## Task to complete
Omit every picture and return the rest of the data unaltered.

(Dataset entries on figures)
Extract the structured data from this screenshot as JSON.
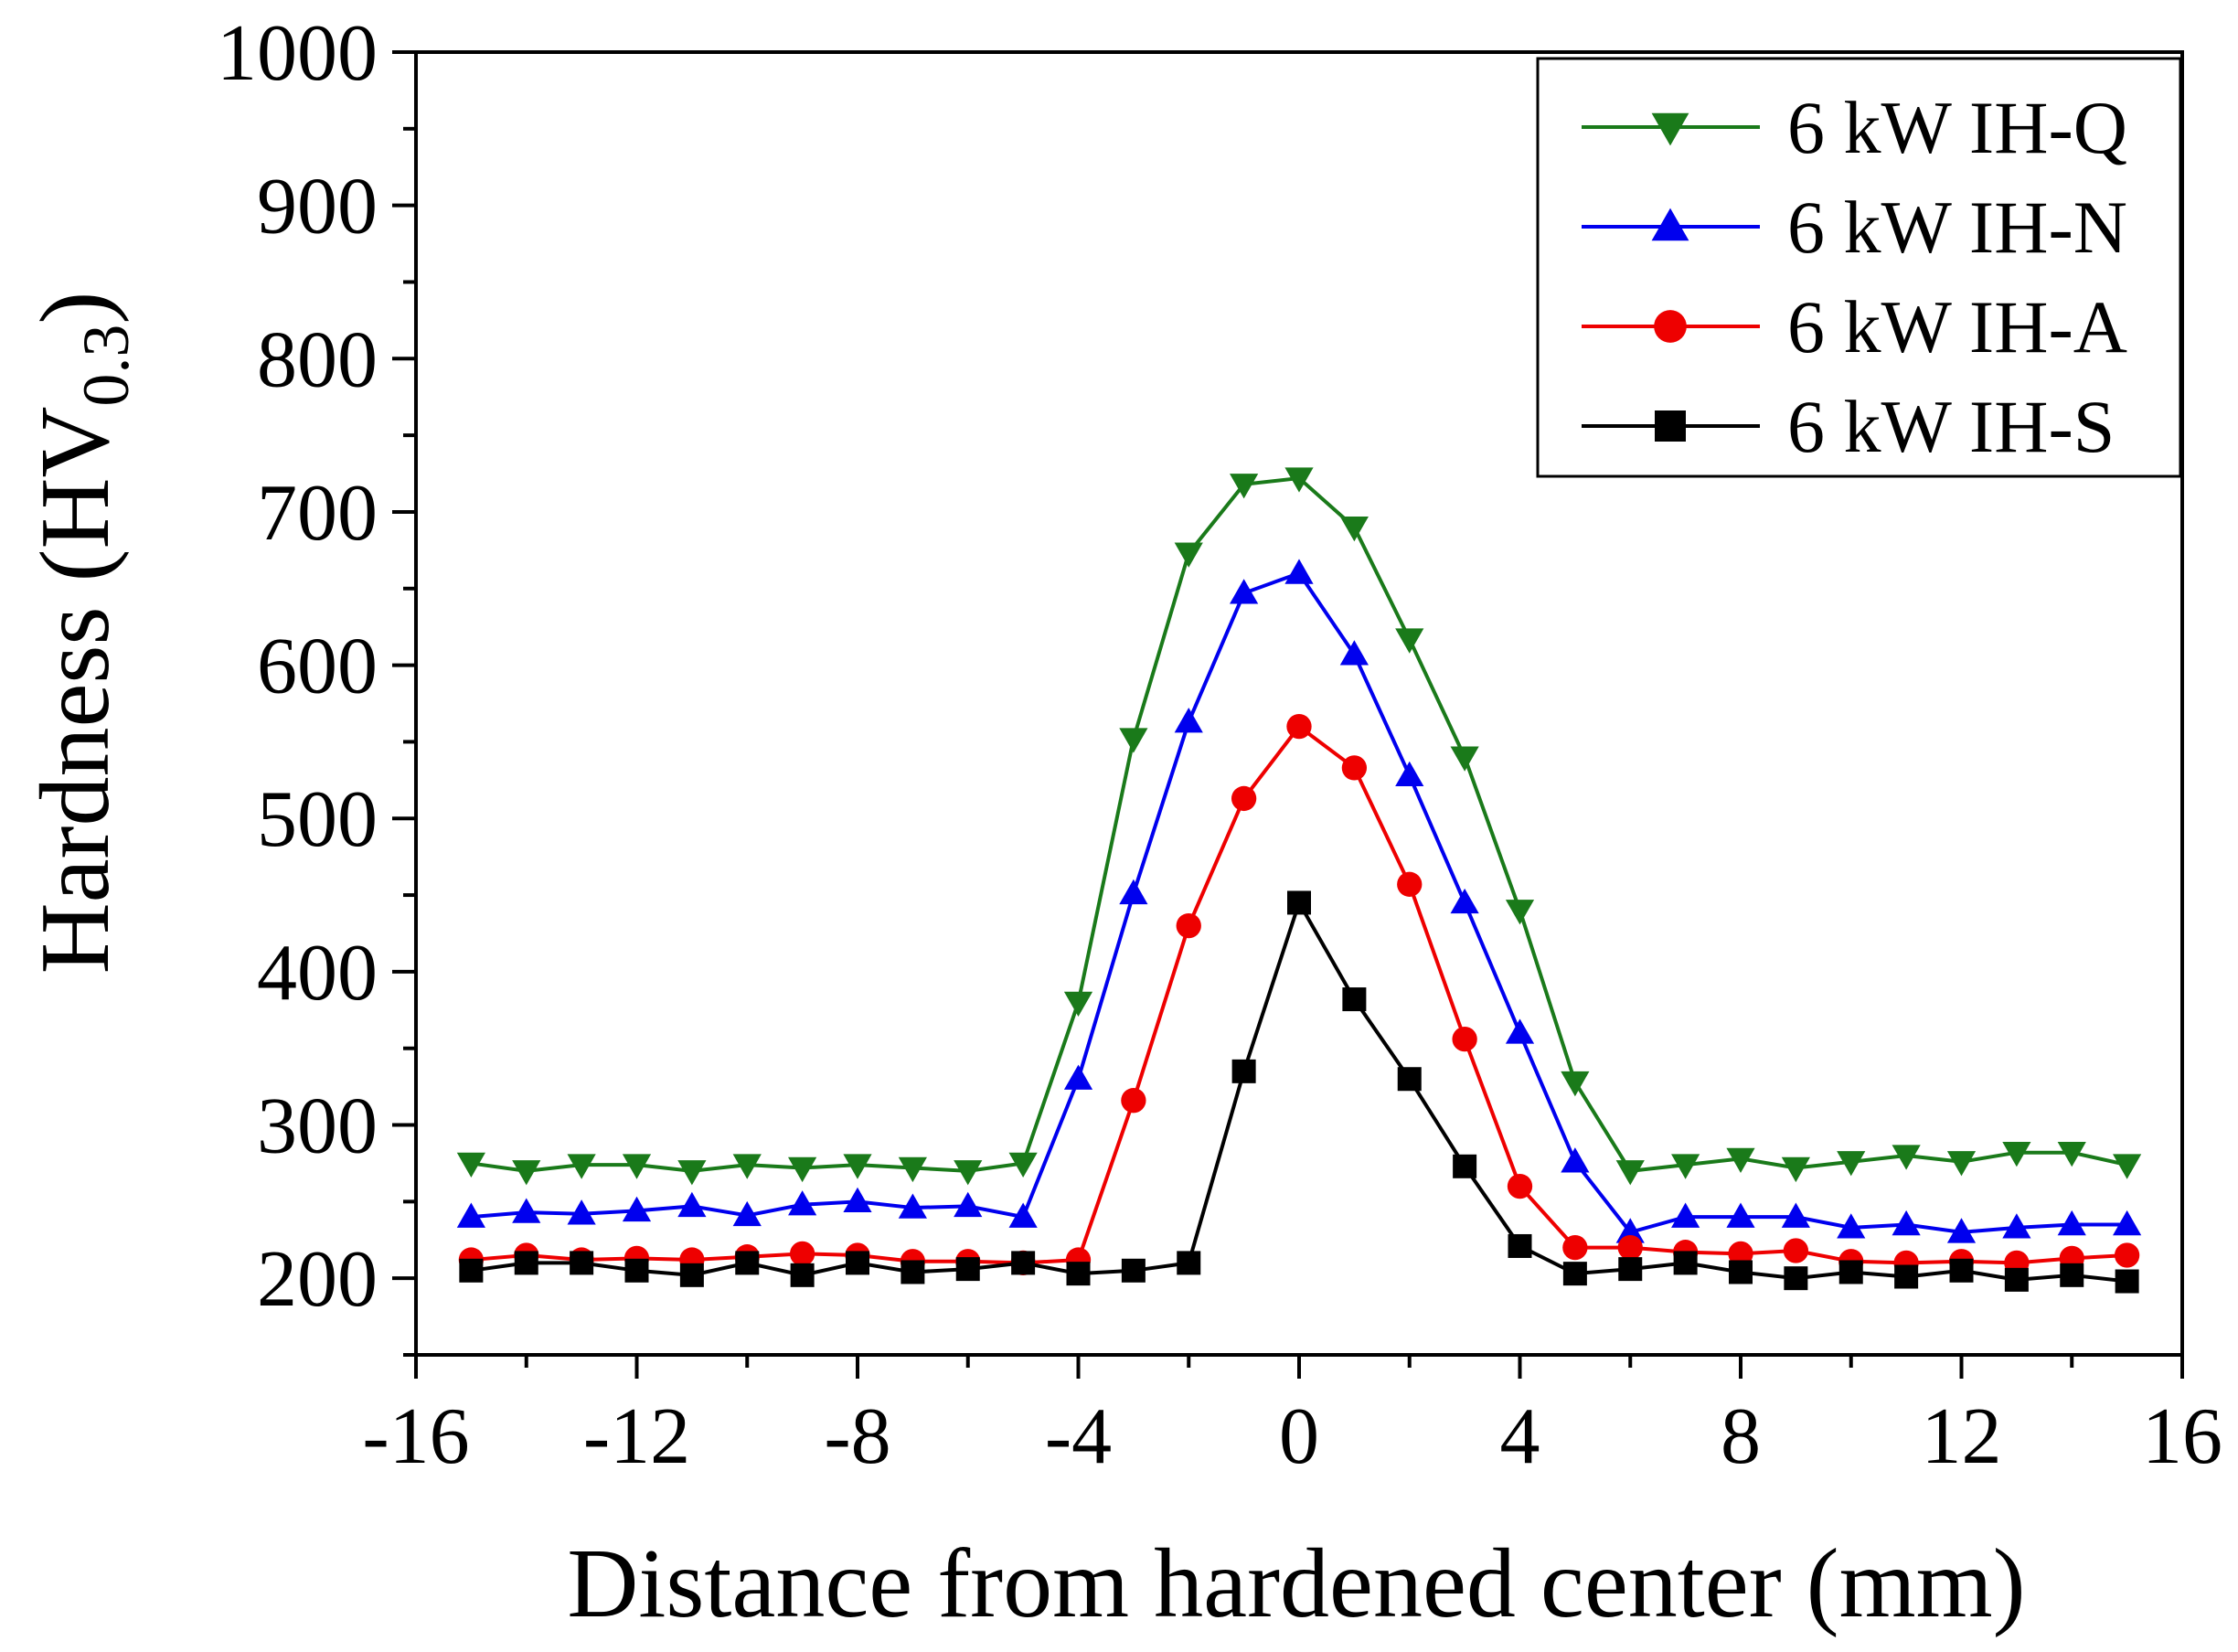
{
  "chart_data": {
    "type": "line",
    "title": "",
    "xlabel": "Distance from hardened center (mm)",
    "ylabel": {
      "main": "Hardness (HV",
      "sub": "0.3",
      "close": ")"
    },
    "xlim": [
      -16,
      16
    ],
    "ylim": [
      150,
      1000
    ],
    "x_ticks": [
      -16,
      -12,
      -8,
      -4,
      0,
      4,
      8,
      12,
      16
    ],
    "x_tick_labels": [
      "-16",
      "-12",
      "-8",
      "-4",
      "0",
      "4",
      "8",
      "12",
      "16"
    ],
    "y_ticks": [
      200,
      300,
      400,
      500,
      600,
      700,
      800,
      900,
      1000
    ],
    "y_tick_labels": [
      "200",
      "300",
      "400",
      "500",
      "600",
      "700",
      "800",
      "900",
      "1000"
    ],
    "grid": false,
    "legend_position": "top-right",
    "x": [
      -15,
      -14,
      -13,
      -12,
      -11,
      -10,
      -9,
      -8,
      -7,
      -6,
      -5,
      -4,
      -3,
      -2,
      -1,
      0,
      1,
      2,
      3,
      4,
      5,
      6,
      7,
      8,
      9,
      10,
      11,
      12,
      13,
      14,
      15
    ],
    "series": [
      {
        "name": "6 kW IH-Q",
        "color": "#1a7a1a",
        "marker": "triangle-down",
        "values": [
          275,
          270,
          274,
          274,
          270,
          274,
          272,
          274,
          272,
          270,
          275,
          380,
          552,
          673,
          718,
          722,
          690,
          617,
          540,
          440,
          328,
          270,
          274,
          278,
          272,
          276,
          280,
          276,
          282,
          282,
          274
        ]
      },
      {
        "name": "6 kW IH-N",
        "color": "#0000ee",
        "marker": "triangle-up",
        "values": [
          240,
          243,
          242,
          244,
          247,
          241,
          248,
          250,
          246,
          247,
          240,
          330,
          451,
          563,
          647,
          660,
          607,
          528,
          445,
          360,
          276,
          230,
          240,
          240,
          240,
          233,
          235,
          230,
          233,
          235,
          235
        ]
      },
      {
        "name": "6 kW IH-A",
        "color": "#ee0000",
        "marker": "circle",
        "values": [
          212,
          215,
          212,
          213,
          212,
          214,
          216,
          215,
          211,
          211,
          210,
          212,
          316,
          430,
          513,
          560,
          533,
          457,
          356,
          260,
          220,
          220,
          217,
          216,
          218,
          211,
          210,
          211,
          210,
          213,
          215
        ]
      },
      {
        "name": "6 kW IH-S",
        "color": "#000000",
        "marker": "square",
        "values": [
          205,
          210,
          210,
          205,
          202,
          210,
          202,
          210,
          204,
          206,
          210,
          203,
          205,
          210,
          335,
          445,
          382,
          330,
          273,
          221,
          203,
          206,
          210,
          204,
          200,
          204,
          201,
          205,
          199,
          202,
          198
        ]
      }
    ]
  }
}
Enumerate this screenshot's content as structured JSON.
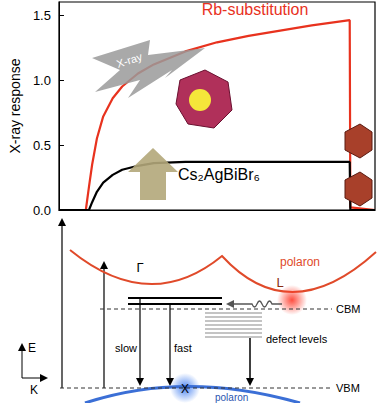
{
  "chart_data": {
    "type": "line",
    "y_label": "X-ray response",
    "x": [
      0,
      0.85,
      0.95,
      1.05,
      1.2,
      1.4,
      1.7,
      2,
      2.5,
      3,
      4,
      5,
      6,
      7,
      8,
      9.2,
      9.22,
      10
    ],
    "xlim": [
      0,
      10
    ],
    "ylim": [
      0,
      1.6
    ],
    "yticks": [
      {
        "value": 0,
        "label": "0.0"
      },
      {
        "value": 0.5,
        "label": "0.5"
      },
      {
        "value": 1,
        "label": "1.0"
      },
      {
        "value": 1.5,
        "label": "1.5"
      }
    ],
    "tick_labels": "y",
    "grid": false,
    "series": [
      {
        "name": "Rb-substitution",
        "color": "#e8321e",
        "values": [
          0,
          0,
          0.18,
          0.35,
          0.55,
          0.72,
          0.86,
          0.95,
          1.05,
          1.12,
          1.22,
          1.29,
          1.34,
          1.38,
          1.42,
          1.46,
          0.02,
          0
        ]
      },
      {
        "name": "Cs₂AgBiBr₆",
        "color": "#000000",
        "values": [
          0,
          0,
          0,
          0.06,
          0.14,
          0.21,
          0.27,
          0.31,
          0.34,
          0.36,
          0.37,
          0.37,
          0.37,
          0.37,
          0.37,
          0.37,
          0,
          0
        ]
      }
    ],
    "annotations": [
      "X-ray"
    ]
  },
  "diagram": {
    "labels": {
      "gamma": "Γ",
      "l_point": "L",
      "cb_polaron": "polaron",
      "cbm": "CBM",
      "slow": "slow",
      "fast": "fast",
      "defect_levels": "defect levels",
      "vbm": "VBM",
      "x_point": "X",
      "vb_polaron": "polaron",
      "energy_axis": "E",
      "k_axis": "K"
    }
  }
}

## Completed task
Extract the structured data from this screenshot as JSON.
{
  "chart_data": {
    "type": "line",
    "title": "",
    "xlabel": "Distance from hardened center (mm)",
    "ylabel": {
      "main": "Hardness (HV",
      "sub": "0.3",
      "close": ")"
    },
    "xlim": [
      -16,
      16
    ],
    "ylim": [
      150,
      1000
    ],
    "x_ticks": [
      -16,
      -12,
      -8,
      -4,
      0,
      4,
      8,
      12,
      16
    ],
    "x_tick_labels": [
      "-16",
      "-12",
      "-8",
      "-4",
      "0",
      "4",
      "8",
      "12",
      "16"
    ],
    "y_ticks": [
      200,
      300,
      400,
      500,
      600,
      700,
      800,
      900,
      1000
    ],
    "y_tick_labels": [
      "200",
      "300",
      "400",
      "500",
      "600",
      "700",
      "800",
      "900",
      "1000"
    ],
    "grid": false,
    "legend_position": "top-right",
    "x": [
      -15,
      -14,
      -13,
      -12,
      -11,
      -10,
      -9,
      -8,
      -7,
      -6,
      -5,
      -4,
      -3,
      -2,
      -1,
      0,
      1,
      2,
      3,
      4,
      5,
      6,
      7,
      8,
      9,
      10,
      11,
      12,
      13,
      14,
      15
    ],
    "series": [
      {
        "name": "6 kW IH-Q",
        "color": "#1a7a1a",
        "marker": "triangle-down",
        "values": [
          275,
          270,
          274,
          274,
          270,
          274,
          272,
          274,
          272,
          270,
          275,
          380,
          552,
          673,
          718,
          722,
          690,
          617,
          540,
          440,
          328,
          270,
          274,
          278,
          272,
          276,
          280,
          276,
          282,
          282,
          274
        ]
      },
      {
        "name": "6 kW IH-N",
        "color": "#0000ee",
        "marker": "triangle-up",
        "values": [
          240,
          243,
          242,
          244,
          247,
          241,
          248,
          250,
          246,
          247,
          240,
          330,
          451,
          563,
          647,
          660,
          607,
          528,
          445,
          360,
          276,
          230,
          240,
          240,
          240,
          233,
          235,
          230,
          233,
          235,
          235
        ]
      },
      {
        "name": "6 kW IH-A",
        "color": "#ee0000",
        "marker": "circle",
        "values": [
          212,
          215,
          212,
          213,
          212,
          214,
          216,
          215,
          211,
          211,
          210,
          212,
          316,
          430,
          513,
          560,
          533,
          457,
          356,
          260,
          220,
          220,
          217,
          216,
          218,
          211,
          210,
          211,
          210,
          213,
          215
        ]
      },
      {
        "name": "6 kW IH-S",
        "color": "#000000",
        "marker": "square",
        "values": [
          205,
          210,
          210,
          205,
          202,
          210,
          202,
          210,
          204,
          206,
          210,
          203,
          205,
          210,
          335,
          445,
          382,
          330,
          273,
          221,
          203,
          206,
          210,
          204,
          200,
          204,
          201,
          205,
          199,
          202,
          198
        ]
      }
    ]
  }
}
Enumerate this screenshot's content as structured JSON.
{
  "chart_data": {
    "type": "line",
    "y_label": "X-ray response",
    "x": [
      0,
      0.85,
      0.95,
      1.05,
      1.2,
      1.4,
      1.7,
      2,
      2.5,
      3,
      4,
      5,
      6,
      7,
      8,
      9.2,
      9.22,
      10
    ],
    "xlim": [
      0,
      10
    ],
    "ylim": [
      0,
      1.6
    ],
    "yticks": [
      {
        "value": 0,
        "label": "0.0"
      },
      {
        "value": 0.5,
        "label": "0.5"
      },
      {
        "value": 1,
        "label": "1.0"
      },
      {
        "value": 1.5,
        "label": "1.5"
      }
    ],
    "tick_labels": "y",
    "grid": false,
    "series": [
      {
        "name": "Rb-substitution",
        "color": "#e8321e",
        "values": [
          0,
          0,
          0.18,
          0.35,
          0.55,
          0.72,
          0.86,
          0.95,
          1.05,
          1.12,
          1.22,
          1.29,
          1.34,
          1.38,
          1.42,
          1.46,
          0.02,
          0
        ]
      },
      {
        "name": "Cs₂AgBiBr₆",
        "color": "#000000",
        "values": [
          0,
          0,
          0,
          0.06,
          0.14,
          0.21,
          0.27,
          0.31,
          0.34,
          0.36,
          0.37,
          0.37,
          0.37,
          0.37,
          0.37,
          0.37,
          0,
          0
        ]
      }
    ],
    "annotations": [
      "X-ray"
    ]
  },
  "diagram": {
    "labels": {
      "gamma": "Γ",
      "l_point": "L",
      "cb_polaron": "polaron",
      "cbm": "CBM",
      "slow": "slow",
      "fast": "fast",
      "defect_levels": "defect levels",
      "vbm": "VBM",
      "x_point": "X",
      "vb_polaron": "polaron",
      "energy_axis": "E",
      "k_axis": "K"
    }
  }
}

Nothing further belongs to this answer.